» **Objective**: Write out all lines holding the word "button".

★ ★ ★ ★ ★ ★ ★

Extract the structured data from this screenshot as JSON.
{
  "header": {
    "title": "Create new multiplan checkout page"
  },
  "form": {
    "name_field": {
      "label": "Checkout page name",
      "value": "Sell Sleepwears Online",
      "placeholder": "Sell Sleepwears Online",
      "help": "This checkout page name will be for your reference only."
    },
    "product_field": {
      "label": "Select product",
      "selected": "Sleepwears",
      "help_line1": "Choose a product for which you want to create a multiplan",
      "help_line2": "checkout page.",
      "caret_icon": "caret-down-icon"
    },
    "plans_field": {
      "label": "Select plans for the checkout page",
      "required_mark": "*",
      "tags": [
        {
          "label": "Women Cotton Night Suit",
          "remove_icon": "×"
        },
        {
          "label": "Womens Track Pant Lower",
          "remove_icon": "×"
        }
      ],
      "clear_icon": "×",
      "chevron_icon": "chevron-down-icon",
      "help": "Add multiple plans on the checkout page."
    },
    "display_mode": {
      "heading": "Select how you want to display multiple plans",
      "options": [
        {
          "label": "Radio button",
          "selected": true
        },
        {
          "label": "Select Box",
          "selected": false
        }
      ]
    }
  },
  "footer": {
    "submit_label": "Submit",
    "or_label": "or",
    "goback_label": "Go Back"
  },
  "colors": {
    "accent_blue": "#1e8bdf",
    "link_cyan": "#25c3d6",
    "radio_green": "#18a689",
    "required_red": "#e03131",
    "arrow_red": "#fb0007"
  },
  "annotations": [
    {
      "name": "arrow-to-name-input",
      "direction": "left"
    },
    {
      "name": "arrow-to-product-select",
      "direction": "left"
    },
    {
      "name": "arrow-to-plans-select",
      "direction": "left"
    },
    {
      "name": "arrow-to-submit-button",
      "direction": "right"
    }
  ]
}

★ ★ ★ ★ ★ ★ ★

» **Solution for this exercise**:
          "label": "Radio button",
      "name": "arrow-to-submit-button",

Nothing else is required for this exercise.